# Start of The input

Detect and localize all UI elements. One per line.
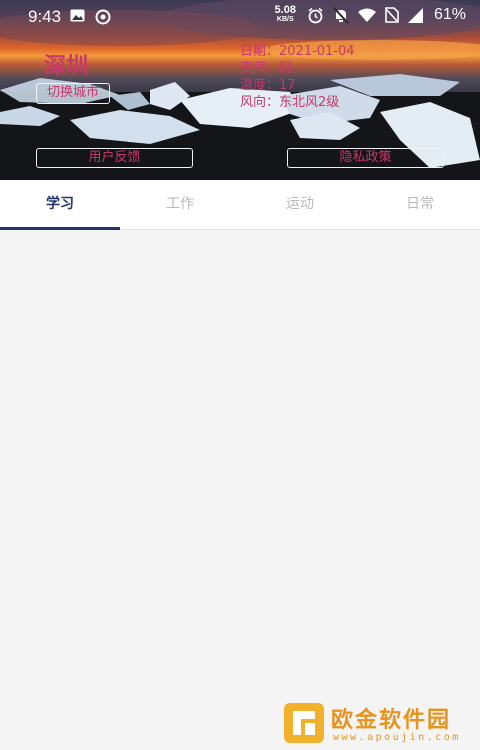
eye-circle-icon: [95, 9, 111, 25]
weather-condition: 天气：阴: [240, 61, 293, 76]
network-speed-value: 5.08: [274, 4, 296, 16]
weather-temperature: 温度：17: [240, 78, 296, 93]
watermark: 欧金软件园 www.apoujin.com: [283, 702, 475, 746]
tab-study[interactable]: 学习: [0, 180, 120, 230]
weather-info: 日期：2021-01-04 天气：阴 温度：17 风向：东北风2级: [240, 43, 355, 111]
watermark-title: 欧金软件园: [331, 708, 452, 733]
no-sim-icon: [385, 7, 399, 23]
image-icon: [70, 9, 85, 22]
city-name: 深圳: [44, 54, 89, 79]
tab-bar: 学习 工作 运动 日常: [0, 180, 480, 230]
privacy-policy-button[interactable]: 隐私政策: [287, 148, 444, 168]
tab-content-area: [0, 230, 480, 750]
network-speed-unit: KB/S: [276, 16, 294, 23]
signal-icon: [407, 7, 423, 23]
battery-level: 61%: [433, 6, 466, 23]
header-banner: 9:43 5.08 KB/S 61% 深圳 切换城市 日期：2021-01-04…: [0, 0, 480, 180]
alarm-icon: [308, 7, 323, 23]
weather-wind: 风向：东北风2级: [240, 95, 340, 110]
wifi-icon: [357, 8, 376, 22]
status-bar: 9:43 5.08 KB/S 61%: [0, 0, 480, 34]
watermark-url: www.apoujin.com: [333, 732, 461, 743]
mute-bell-icon: [333, 6, 349, 24]
tab-sport[interactable]: 运动: [240, 180, 360, 230]
apoujin-logo-icon: [284, 703, 324, 743]
switch-city-button[interactable]: 切换城市: [36, 83, 110, 104]
status-time: 9:43: [28, 7, 62, 26]
weather-date: 日期：2021-01-04: [240, 44, 355, 59]
tab-daily[interactable]: 日常: [360, 180, 480, 230]
network-speed: 5.08 KB/S: [274, 4, 296, 24]
feedback-button[interactable]: 用户反馈: [36, 148, 193, 168]
tab-work[interactable]: 工作: [120, 180, 240, 230]
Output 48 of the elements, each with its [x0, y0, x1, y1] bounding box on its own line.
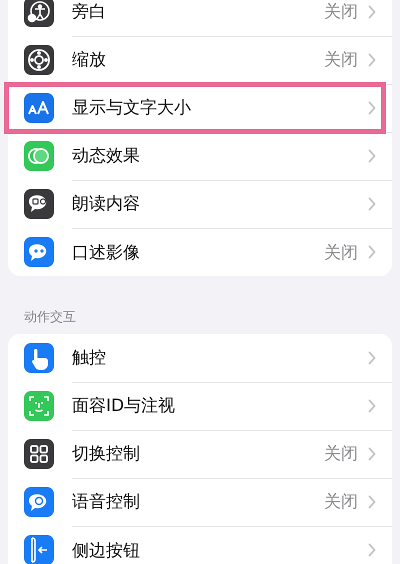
- chevron-icon: [368, 494, 376, 508]
- chevron-icon: [368, 4, 376, 18]
- chevron-icon: [368, 148, 376, 162]
- row-value: 关闭: [324, 443, 358, 465]
- chevron-icon: [368, 350, 376, 364]
- row-label: 朗读内容: [72, 193, 141, 215]
- settings-row[interactable]: 侧边按钮: [8, 526, 392, 564]
- settings-row[interactable]: 触控: [8, 334, 392, 382]
- row-label: 旁白: [72, 1, 107, 23]
- settings-row[interactable]: 朗读内容: [8, 180, 392, 228]
- section-header: 动作交互: [23, 309, 77, 327]
- settings-row[interactable]: 口述影像 关闭: [8, 228, 392, 276]
- target-icon: [24, 45, 54, 75]
- row-label: 侧边按钮: [72, 540, 141, 562]
- row-label: 切换控制: [72, 443, 141, 465]
- settings-row[interactable]: 面容ID与注视: [8, 382, 392, 430]
- settings-row[interactable]: 旁白 关闭: [8, 0, 392, 36]
- settings-row[interactable]: 语音控制 关闭: [8, 478, 392, 526]
- settings-row[interactable]: 缩放 关闭: [8, 36, 392, 84]
- row-label: 触控: [72, 347, 107, 369]
- chevron-icon: [368, 196, 376, 210]
- chevron-icon: [368, 245, 376, 259]
- hand-icon: [24, 343, 54, 373]
- row-label: 显示与文字大小: [72, 97, 192, 119]
- speech-bubble-icon: [24, 189, 54, 219]
- row-value: 关闭: [324, 242, 358, 264]
- text-size-icon: [24, 93, 54, 123]
- chevron-icon: [368, 52, 376, 66]
- row-value: 关闭: [324, 491, 358, 513]
- row-label: 面容ID与注视: [72, 395, 176, 417]
- chevron-icon: [368, 398, 376, 412]
- row-value: 关闭: [324, 1, 358, 23]
- speech-bubble-icon: [24, 237, 54, 267]
- face-scan-icon: [24, 391, 54, 421]
- row-label: 动态效果: [72, 145, 141, 167]
- grid-icon: [24, 439, 54, 469]
- chevron-icon: [368, 543, 376, 557]
- row-label: 缩放: [72, 49, 107, 71]
- settings-row[interactable]: 显示与文字大小: [8, 84, 392, 132]
- chevron-icon: [368, 100, 376, 114]
- row-value: 关闭: [324, 49, 358, 71]
- row-label: 口述影像: [72, 242, 141, 264]
- circles-icon: [24, 141, 54, 171]
- speech-bubble-icon: [24, 487, 54, 517]
- row-label: 语音控制: [72, 491, 141, 513]
- settings-row[interactable]: 动态效果: [8, 132, 392, 180]
- settings-row[interactable]: 切换控制 关闭: [8, 430, 392, 478]
- chevron-icon: [368, 446, 376, 460]
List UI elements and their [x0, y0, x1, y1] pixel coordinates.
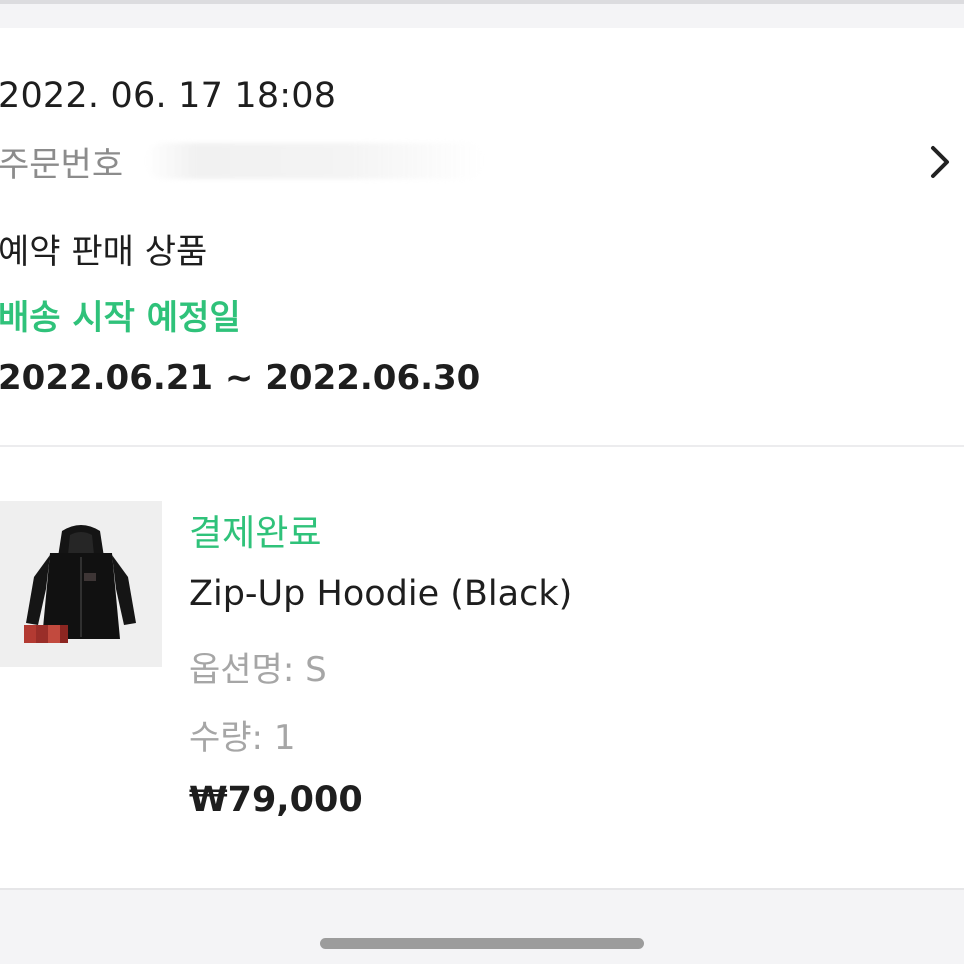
product-thumbnail[interactable] [0, 501, 162, 667]
hoodie-image [0, 501, 162, 667]
product-name[interactable]: Zip-Up Hoodie (Black) [189, 574, 572, 614]
bottom-divider [0, 888, 964, 890]
preorder-label: 예약 판매 상품 [0, 232, 208, 272]
payment-status: 결제완료 [189, 513, 322, 554]
order-number-label: 주문번호 [0, 144, 124, 185]
order-date: 2022. 06. 17 18:08 [0, 76, 337, 116]
order-card: 2022. 06. 17 18:08 주문번호 예약 판매 상품 배송 시작 예… [0, 28, 964, 888]
order-detail-screen: 2022. 06. 17 18:08 주문번호 예약 판매 상품 배송 시작 예… [0, 0, 964, 964]
product-option: 옵션명: S [189, 650, 327, 690]
shipping-date-range: 2022.06.21 ~ 2022.06.30 [0, 358, 481, 398]
shipping-start-title: 배송 시작 예정일 [0, 298, 241, 338]
home-indicator[interactable] [320, 938, 644, 949]
section-divider [0, 445, 964, 447]
order-header[interactable]: 2022. 06. 17 18:08 주문번호 예약 판매 상품 배송 시작 예… [0, 28, 964, 446]
order-number-row: 주문번호 [0, 136, 486, 186]
order-number-redacted [145, 143, 486, 179]
chevron-right-icon[interactable] [920, 138, 960, 186]
top-gap [0, 4, 964, 28]
product-price: ₩79,000 [189, 780, 363, 820]
product-quantity: 수량: 1 [189, 718, 296, 758]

# End of The input

Rewrite every entry above, putting "arrow-icon" wherever "chevron-icon" appears and keeping everything else the same. Leave out the pictures.

# [Written reply]
Detect and localize all UI elements. One per line.
eye-circle-icon: [95, 9, 111, 25]
weather-condition: 天气：阴: [240, 61, 293, 76]
network-speed-value: 5.08: [274, 4, 296, 16]
weather-temperature: 温度：17: [240, 78, 296, 93]
watermark: 欧金软件园 www.apoujin.com: [283, 702, 475, 746]
tab-study[interactable]: 学习: [0, 180, 120, 230]
weather-info: 日期：2021-01-04 天气：阴 温度：17 风向：东北风2级: [240, 43, 355, 111]
watermark-title: 欧金软件园: [331, 708, 452, 733]
no-sim-icon: [385, 7, 399, 23]
image-icon: [70, 9, 85, 22]
city-name: 深圳: [44, 54, 89, 79]
tab-bar: 学习 工作 运动 日常: [0, 180, 480, 230]
privacy-policy-button[interactable]: 隐私政策: [287, 148, 444, 168]
tab-content-area: [0, 230, 480, 750]
network-speed-unit: KB/S: [276, 16, 294, 23]
signal-icon: [407, 7, 423, 23]
battery-level: 61%: [433, 6, 466, 23]
header-banner: 9:43 5.08 KB/S 61% 深圳 切换城市 日期：2021-01-04…: [0, 0, 480, 180]
alarm-icon: [308, 7, 323, 23]
weather-wind: 风向：东北风2级: [240, 95, 340, 110]
wifi-icon: [357, 8, 376, 22]
status-bar: 9:43 5.08 KB/S 61%: [0, 0, 480, 34]
watermark-url: www.apoujin.com: [333, 732, 461, 743]
mute-bell-icon: [333, 6, 349, 24]
tab-sport[interactable]: 运动: [240, 180, 360, 230]
apoujin-logo-icon: [284, 703, 324, 743]
switch-city-button[interactable]: 切换城市: [36, 83, 110, 104]
status-time: 9:43: [28, 7, 62, 26]
weather-date: 日期：2021-01-04: [240, 44, 355, 59]
tab-daily[interactable]: 日常: [360, 180, 480, 230]
network-speed: 5.08 KB/S: [274, 4, 296, 24]
feedback-button[interactable]: 用户反馈: [36, 148, 193, 168]
tab-work[interactable]: 工作: [120, 180, 240, 230]
Output 48 of the elements, each with its [x0, y0, x1, y1] bounding box on its own line.
- arrow-icon: [368, 494, 376, 508]
- arrow-icon: [368, 4, 376, 18]
- arrow-icon: [368, 148, 376, 162]
- row-value: 关闭: [324, 443, 358, 465]
- arrow-icon: [368, 350, 376, 364]
- row-label: 朗读内容: [72, 193, 141, 215]
- settings-row[interactable]: 侧边按钮: [8, 526, 392, 564]
- settings-row[interactable]: 触控: [8, 334, 392, 382]
- row-label: 旁白: [72, 1, 107, 23]
- settings-row[interactable]: 朗读内容: [8, 180, 392, 228]
- section-header: 动作交互: [23, 309, 77, 327]
- settings-row[interactable]: 口述影像 关闭: [8, 228, 392, 276]
- target-icon: [24, 45, 54, 75]
- row-label: 侧边按钮: [72, 540, 141, 562]
- row-label: 切换控制: [72, 443, 141, 465]
- settings-row[interactable]: 面容ID与注视: [8, 382, 392, 430]
- settings-row[interactable]: 旁白 关闭: [8, 0, 392, 36]
- settings-row[interactable]: 语音控制 关闭: [8, 478, 392, 526]
- settings-row[interactable]: 缩放 关闭: [8, 36, 392, 84]
- row-label: 触控: [72, 347, 107, 369]
- arrow-icon: [368, 196, 376, 210]
- arrow-icon: [368, 245, 376, 259]
- hand-icon: [24, 343, 54, 373]
- row-label: 显示与文字大小: [72, 97, 192, 119]
- speech-bubble-icon: [24, 189, 54, 219]
- row-value: 关闭: [324, 242, 358, 264]
- text-size-icon: [24, 93, 54, 123]
- arrow-icon: [368, 52, 376, 66]
- row-value: 关闭: [324, 491, 358, 513]
- row-label: 面容ID与注视: [72, 395, 176, 417]
- arrow-icon: [368, 398, 376, 412]
- row-value: 关闭: [324, 1, 358, 23]
- speech-bubble-icon: [24, 237, 54, 267]
- face-scan-icon: [24, 391, 54, 421]
- row-label: 动态效果: [72, 145, 141, 167]
- grid-icon: [24, 439, 54, 469]
- arrow-icon: [368, 543, 376, 557]
- row-label: 缩放: [72, 49, 107, 71]
- settings-row[interactable]: 显示与文字大小: [8, 84, 392, 132]
- arrow-icon: [368, 100, 376, 114]
- row-value: 关闭: [324, 49, 358, 71]
- row-label: 口述影像: [72, 242, 141, 264]
- circles-icon: [24, 141, 54, 171]
- speech-bubble-icon: [24, 487, 54, 517]
- row-label: 语音控制: [72, 491, 141, 513]
- settings-row[interactable]: 动态效果: [8, 132, 392, 180]
- settings-row[interactable]: 切换控制 关闭: [8, 430, 392, 478]
- arrow-icon: [368, 446, 376, 460]
List UI elements and their [x0, y0, x1, y1] pixel coordinates.
product-thumbnail[interactable] [0, 501, 162, 667]
hoodie-image [0, 501, 162, 667]
product-name[interactable]: Zip-Up Hoodie (Black) [189, 574, 572, 614]
bottom-divider [0, 888, 964, 890]
preorder-label: 예약 판매 상품 [0, 232, 208, 272]
payment-status: 결제완료 [189, 513, 322, 554]
order-number-label: 주문번호 [0, 144, 124, 185]
order-date: 2022. 06. 17 18:08 [0, 76, 337, 116]
order-card: 2022. 06. 17 18:08 주문번호 예약 판매 상품 배송 시작 예… [0, 28, 964, 888]
order-detail-screen: 2022. 06. 17 18:08 주문번호 예약 판매 상품 배송 시작 예… [0, 0, 964, 964]
product-option: 옵션명: S [189, 650, 327, 690]
shipping-date-range: 2022.06.21 ~ 2022.06.30 [0, 358, 481, 398]
shipping-start-title: 배송 시작 예정일 [0, 298, 241, 338]
home-indicator[interactable] [320, 938, 644, 949]
section-divider [0, 445, 964, 447]
order-header[interactable]: 2022. 06. 17 18:08 주문번호 예약 판매 상품 배송 시작 예… [0, 28, 964, 446]
order-number-row: 주문번호 [0, 136, 486, 186]
order-number-redacted [145, 143, 486, 179]
chevron-right-icon[interactable] [920, 138, 960, 186]
top-gap [0, 4, 964, 28]
product-price: ₩79,000 [189, 780, 363, 820]
product-quantity: 수량: 1 [189, 718, 296, 758]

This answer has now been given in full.